## Exercise goal
Read the records and gather each line that includes "Alle".
====== Dataset rows ======
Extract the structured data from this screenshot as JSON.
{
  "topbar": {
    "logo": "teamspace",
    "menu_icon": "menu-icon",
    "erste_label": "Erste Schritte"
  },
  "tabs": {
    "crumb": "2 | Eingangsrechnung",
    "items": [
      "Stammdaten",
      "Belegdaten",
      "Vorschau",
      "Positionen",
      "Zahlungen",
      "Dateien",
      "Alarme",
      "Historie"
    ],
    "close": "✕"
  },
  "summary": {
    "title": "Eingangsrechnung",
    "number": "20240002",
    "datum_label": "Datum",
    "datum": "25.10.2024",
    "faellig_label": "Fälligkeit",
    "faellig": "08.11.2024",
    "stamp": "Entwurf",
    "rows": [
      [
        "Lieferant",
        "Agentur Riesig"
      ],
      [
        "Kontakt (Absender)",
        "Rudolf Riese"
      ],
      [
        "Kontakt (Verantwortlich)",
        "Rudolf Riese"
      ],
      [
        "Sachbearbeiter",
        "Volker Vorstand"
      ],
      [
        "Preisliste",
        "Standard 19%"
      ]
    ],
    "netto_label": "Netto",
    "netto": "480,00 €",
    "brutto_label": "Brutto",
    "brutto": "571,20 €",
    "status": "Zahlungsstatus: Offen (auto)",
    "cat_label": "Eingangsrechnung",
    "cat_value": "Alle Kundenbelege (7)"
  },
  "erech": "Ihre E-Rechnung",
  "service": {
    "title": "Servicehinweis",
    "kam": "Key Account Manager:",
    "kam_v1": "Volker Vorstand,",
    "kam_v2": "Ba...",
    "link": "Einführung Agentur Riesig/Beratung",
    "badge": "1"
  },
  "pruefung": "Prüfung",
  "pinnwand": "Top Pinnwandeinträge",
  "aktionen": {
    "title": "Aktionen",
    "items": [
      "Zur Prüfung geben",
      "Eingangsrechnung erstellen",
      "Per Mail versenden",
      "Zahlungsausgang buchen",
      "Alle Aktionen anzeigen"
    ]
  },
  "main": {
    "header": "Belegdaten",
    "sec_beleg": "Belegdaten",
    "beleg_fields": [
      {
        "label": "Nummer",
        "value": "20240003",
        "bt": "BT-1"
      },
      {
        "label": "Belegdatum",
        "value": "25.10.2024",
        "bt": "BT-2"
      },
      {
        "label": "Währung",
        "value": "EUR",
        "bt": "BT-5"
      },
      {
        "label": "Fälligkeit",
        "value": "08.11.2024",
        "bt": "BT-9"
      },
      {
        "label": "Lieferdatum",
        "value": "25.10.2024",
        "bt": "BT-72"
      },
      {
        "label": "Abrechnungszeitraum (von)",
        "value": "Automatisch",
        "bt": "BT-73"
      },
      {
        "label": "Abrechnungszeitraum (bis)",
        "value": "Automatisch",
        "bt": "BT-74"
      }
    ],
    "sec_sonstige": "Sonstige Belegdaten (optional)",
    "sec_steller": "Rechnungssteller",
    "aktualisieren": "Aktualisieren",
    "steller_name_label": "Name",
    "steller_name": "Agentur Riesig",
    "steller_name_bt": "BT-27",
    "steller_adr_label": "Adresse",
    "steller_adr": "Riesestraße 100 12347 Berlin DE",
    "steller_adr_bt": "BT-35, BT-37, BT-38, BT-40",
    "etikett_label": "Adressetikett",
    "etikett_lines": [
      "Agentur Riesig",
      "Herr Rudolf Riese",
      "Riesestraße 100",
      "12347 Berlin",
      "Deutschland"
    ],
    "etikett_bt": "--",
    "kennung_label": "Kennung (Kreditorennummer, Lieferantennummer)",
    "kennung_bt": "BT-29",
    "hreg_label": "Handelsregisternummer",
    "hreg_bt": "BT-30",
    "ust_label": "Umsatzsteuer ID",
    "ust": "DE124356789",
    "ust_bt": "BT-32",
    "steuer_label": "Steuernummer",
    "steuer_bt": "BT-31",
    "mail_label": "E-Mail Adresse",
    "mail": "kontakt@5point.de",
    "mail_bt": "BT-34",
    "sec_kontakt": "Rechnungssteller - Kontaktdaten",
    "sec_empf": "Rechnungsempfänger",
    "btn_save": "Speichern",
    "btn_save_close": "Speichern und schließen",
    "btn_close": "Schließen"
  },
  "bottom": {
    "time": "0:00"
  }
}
======
## Output
    "cat_value": "Alle Kundenbelege (7)"
      "Alle Aktionen anzeigen"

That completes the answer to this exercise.